Task: Gather from the material every line that contains the string "超越时空的".

(Stored records)
┌──
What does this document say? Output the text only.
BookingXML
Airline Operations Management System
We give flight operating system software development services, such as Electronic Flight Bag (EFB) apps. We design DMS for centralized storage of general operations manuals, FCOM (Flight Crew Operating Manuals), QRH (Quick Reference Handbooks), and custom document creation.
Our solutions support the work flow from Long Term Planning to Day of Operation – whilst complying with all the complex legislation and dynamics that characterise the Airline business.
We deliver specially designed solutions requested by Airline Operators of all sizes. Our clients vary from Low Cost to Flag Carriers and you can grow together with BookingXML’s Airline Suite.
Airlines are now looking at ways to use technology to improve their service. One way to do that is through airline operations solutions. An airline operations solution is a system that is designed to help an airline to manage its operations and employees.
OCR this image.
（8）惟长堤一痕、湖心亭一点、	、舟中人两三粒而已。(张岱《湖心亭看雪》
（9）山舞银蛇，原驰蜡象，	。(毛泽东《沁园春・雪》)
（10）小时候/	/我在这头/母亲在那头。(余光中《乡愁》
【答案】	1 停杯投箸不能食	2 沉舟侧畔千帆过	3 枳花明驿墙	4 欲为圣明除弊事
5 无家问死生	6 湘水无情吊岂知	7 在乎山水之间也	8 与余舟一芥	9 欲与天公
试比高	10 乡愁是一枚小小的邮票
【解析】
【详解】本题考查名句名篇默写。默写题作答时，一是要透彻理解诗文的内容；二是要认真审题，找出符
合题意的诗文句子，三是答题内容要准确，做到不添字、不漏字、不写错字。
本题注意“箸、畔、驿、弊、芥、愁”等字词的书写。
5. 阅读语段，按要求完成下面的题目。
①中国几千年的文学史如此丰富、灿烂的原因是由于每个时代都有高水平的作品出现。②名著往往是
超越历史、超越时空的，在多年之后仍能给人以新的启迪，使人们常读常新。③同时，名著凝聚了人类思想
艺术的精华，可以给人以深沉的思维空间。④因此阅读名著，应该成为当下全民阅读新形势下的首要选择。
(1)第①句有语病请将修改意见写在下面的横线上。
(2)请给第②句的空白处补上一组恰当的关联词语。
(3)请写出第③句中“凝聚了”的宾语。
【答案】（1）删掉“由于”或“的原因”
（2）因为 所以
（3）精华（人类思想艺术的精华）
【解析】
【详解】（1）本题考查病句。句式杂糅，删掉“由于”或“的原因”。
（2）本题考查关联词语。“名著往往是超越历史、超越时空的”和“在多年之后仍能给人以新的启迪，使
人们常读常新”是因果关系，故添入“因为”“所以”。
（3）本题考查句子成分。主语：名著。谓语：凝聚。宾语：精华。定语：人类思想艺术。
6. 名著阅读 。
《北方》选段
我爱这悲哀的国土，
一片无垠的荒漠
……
└──
Task response:
超越历史、超越时空的，在多年之后仍能给人以新的启迪，使人们常读常新。③同时，名著凝聚了人类思想
（2）本题考查关联词语。“名著往往是超越历史、超越时空的”和“在多年之后仍能给人以新的启迪，使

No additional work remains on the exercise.